Where a line below holds the string "Process", copy that line.

-=-=-=-=-

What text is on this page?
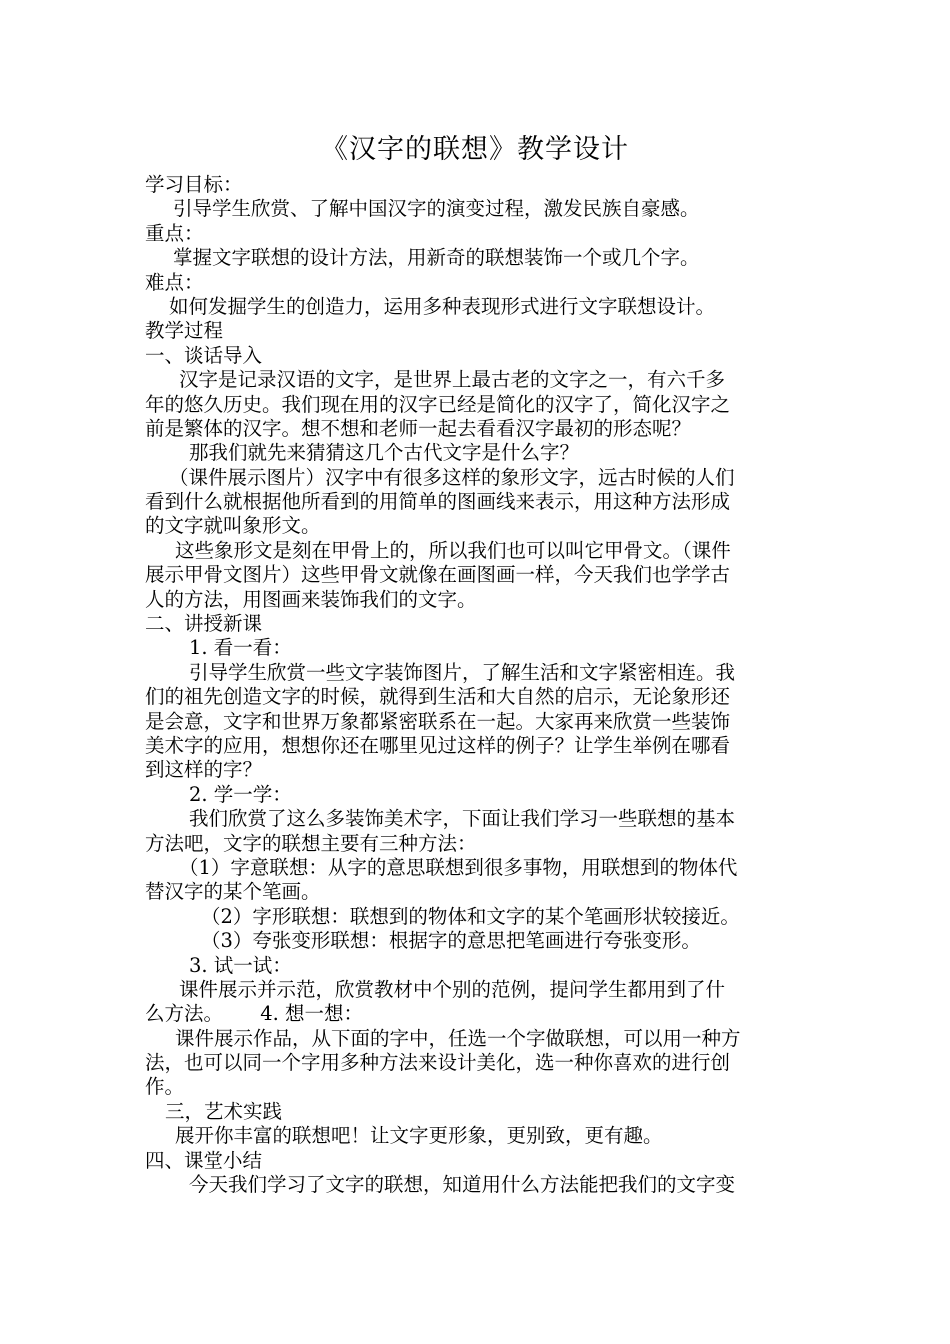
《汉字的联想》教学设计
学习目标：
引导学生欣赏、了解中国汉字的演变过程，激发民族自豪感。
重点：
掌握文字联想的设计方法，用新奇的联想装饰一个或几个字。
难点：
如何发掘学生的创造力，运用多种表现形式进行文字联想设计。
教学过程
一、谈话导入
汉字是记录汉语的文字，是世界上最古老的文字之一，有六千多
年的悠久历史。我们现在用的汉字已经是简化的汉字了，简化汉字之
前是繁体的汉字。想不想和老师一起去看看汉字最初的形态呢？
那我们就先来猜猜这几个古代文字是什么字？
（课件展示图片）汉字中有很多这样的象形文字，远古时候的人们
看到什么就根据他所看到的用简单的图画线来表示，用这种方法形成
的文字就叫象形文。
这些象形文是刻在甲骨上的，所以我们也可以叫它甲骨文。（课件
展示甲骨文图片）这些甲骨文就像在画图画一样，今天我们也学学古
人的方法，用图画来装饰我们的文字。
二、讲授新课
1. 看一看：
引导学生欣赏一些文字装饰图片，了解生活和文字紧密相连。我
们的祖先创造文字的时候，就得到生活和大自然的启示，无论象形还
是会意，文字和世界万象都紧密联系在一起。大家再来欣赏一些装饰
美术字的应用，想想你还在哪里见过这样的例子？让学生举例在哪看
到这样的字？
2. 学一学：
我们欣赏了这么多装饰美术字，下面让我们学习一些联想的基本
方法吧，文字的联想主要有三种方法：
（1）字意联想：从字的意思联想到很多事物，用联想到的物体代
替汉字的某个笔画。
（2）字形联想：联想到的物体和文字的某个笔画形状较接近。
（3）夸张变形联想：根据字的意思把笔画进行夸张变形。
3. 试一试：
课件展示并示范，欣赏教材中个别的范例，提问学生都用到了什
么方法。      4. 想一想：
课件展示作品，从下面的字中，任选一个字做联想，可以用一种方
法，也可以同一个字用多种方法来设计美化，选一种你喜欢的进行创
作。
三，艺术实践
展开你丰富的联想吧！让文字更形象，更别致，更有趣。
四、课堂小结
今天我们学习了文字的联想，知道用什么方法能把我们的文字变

-=-=-=-=-

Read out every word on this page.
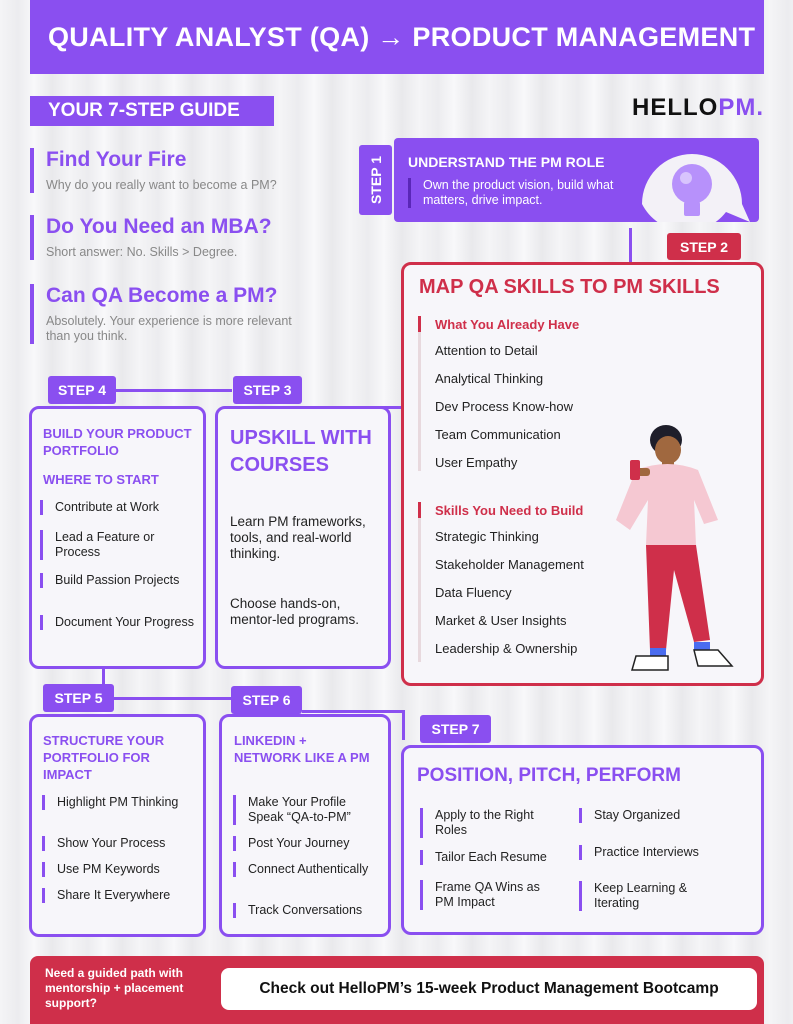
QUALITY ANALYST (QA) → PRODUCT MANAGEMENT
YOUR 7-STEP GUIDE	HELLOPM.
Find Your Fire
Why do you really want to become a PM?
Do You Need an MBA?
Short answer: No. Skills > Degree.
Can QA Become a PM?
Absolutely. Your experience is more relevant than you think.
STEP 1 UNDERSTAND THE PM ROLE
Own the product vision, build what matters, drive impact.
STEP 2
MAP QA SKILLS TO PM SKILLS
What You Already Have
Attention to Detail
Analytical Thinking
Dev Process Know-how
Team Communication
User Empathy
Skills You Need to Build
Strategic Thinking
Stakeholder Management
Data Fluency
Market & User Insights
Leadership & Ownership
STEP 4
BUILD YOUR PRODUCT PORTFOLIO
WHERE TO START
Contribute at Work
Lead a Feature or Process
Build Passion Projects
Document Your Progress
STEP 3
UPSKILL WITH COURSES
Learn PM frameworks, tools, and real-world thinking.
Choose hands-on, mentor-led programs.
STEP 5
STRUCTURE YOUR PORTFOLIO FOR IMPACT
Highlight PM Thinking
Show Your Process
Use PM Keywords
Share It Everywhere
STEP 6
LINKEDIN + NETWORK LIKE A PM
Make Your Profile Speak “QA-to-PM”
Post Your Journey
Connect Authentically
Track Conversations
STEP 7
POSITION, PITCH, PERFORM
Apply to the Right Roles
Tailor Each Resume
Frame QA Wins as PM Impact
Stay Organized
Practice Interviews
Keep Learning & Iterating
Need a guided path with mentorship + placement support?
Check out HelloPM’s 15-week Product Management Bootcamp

-=-=-=-=-

▸ **Expected answer**
Dev Process Know-how
Lead a Feature or Process
Show Your Process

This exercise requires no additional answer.